##### Entries provided
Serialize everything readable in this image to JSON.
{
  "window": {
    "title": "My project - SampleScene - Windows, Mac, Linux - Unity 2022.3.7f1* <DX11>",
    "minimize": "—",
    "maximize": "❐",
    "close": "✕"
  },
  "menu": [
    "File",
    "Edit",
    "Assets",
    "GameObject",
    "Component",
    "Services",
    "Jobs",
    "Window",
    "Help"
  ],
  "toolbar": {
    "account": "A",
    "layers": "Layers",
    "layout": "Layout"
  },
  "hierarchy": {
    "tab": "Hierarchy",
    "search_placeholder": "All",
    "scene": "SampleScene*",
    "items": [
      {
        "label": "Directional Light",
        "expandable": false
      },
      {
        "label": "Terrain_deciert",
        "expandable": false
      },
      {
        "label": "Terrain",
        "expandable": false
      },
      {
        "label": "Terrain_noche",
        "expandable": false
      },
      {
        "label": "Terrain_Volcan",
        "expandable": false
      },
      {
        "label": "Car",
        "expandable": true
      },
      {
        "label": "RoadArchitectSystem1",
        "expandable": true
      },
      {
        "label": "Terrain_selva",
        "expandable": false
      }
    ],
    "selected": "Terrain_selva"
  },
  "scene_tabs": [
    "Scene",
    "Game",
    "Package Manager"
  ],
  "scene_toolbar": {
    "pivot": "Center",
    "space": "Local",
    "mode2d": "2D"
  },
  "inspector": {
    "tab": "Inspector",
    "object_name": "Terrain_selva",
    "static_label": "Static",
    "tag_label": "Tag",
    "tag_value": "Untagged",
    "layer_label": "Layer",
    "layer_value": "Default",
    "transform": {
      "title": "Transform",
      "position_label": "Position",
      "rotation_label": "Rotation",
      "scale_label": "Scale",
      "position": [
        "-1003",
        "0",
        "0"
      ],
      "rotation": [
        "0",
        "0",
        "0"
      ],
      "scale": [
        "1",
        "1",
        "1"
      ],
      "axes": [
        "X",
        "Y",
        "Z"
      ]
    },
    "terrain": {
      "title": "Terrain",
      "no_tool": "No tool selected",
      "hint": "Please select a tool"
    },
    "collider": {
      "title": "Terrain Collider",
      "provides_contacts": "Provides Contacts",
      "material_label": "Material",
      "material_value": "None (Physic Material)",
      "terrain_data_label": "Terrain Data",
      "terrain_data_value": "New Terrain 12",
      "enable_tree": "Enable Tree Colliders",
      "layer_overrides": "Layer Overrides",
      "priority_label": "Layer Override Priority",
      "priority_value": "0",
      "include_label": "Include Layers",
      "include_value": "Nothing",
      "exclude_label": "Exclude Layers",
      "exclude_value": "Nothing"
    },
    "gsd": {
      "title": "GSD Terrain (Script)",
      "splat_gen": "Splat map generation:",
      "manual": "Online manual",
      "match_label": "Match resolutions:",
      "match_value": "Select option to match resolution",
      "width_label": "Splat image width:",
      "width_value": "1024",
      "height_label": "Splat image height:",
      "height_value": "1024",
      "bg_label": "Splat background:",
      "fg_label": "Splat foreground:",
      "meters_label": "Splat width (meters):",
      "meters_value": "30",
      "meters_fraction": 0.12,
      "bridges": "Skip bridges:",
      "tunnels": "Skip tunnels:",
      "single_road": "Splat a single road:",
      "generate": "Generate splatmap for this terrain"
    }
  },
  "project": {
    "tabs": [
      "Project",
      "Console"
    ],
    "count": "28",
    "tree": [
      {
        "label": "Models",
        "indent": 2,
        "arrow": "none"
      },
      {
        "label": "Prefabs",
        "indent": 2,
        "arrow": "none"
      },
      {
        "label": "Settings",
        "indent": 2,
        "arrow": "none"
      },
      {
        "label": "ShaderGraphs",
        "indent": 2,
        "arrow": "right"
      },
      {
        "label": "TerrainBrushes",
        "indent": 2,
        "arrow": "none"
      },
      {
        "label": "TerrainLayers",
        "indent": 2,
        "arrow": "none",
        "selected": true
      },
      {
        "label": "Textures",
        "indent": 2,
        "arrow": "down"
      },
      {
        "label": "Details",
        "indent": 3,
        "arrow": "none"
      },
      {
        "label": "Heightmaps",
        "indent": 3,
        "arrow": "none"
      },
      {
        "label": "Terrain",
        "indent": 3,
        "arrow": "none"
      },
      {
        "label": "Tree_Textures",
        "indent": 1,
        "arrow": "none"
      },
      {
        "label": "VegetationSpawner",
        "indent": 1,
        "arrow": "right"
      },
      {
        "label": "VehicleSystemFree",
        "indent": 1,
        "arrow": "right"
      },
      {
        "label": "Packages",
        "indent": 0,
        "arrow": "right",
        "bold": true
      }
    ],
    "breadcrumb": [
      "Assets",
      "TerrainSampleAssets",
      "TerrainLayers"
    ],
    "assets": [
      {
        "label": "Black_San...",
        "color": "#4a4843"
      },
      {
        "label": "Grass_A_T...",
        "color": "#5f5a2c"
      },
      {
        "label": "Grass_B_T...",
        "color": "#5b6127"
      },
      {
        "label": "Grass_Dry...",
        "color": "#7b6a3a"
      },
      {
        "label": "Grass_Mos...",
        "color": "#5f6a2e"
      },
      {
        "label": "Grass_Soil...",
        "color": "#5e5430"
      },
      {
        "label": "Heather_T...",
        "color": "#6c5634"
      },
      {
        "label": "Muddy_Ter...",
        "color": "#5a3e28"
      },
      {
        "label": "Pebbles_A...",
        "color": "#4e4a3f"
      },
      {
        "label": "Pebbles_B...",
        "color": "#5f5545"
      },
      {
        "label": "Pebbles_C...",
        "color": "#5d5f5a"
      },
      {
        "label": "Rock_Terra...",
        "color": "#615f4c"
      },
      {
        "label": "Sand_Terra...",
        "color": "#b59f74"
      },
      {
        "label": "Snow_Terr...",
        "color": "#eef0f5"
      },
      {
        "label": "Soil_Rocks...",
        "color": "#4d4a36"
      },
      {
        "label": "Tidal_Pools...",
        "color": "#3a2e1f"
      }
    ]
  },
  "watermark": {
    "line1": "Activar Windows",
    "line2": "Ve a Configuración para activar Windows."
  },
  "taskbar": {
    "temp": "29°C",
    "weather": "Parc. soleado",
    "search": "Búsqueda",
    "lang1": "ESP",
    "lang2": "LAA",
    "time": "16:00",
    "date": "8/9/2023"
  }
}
##########
Identify the lines above with the word "this". Copy them.

**Task response:**
Serialize everything readable in this image to JSON.
      "generate": "Generate splatmap for this terrain"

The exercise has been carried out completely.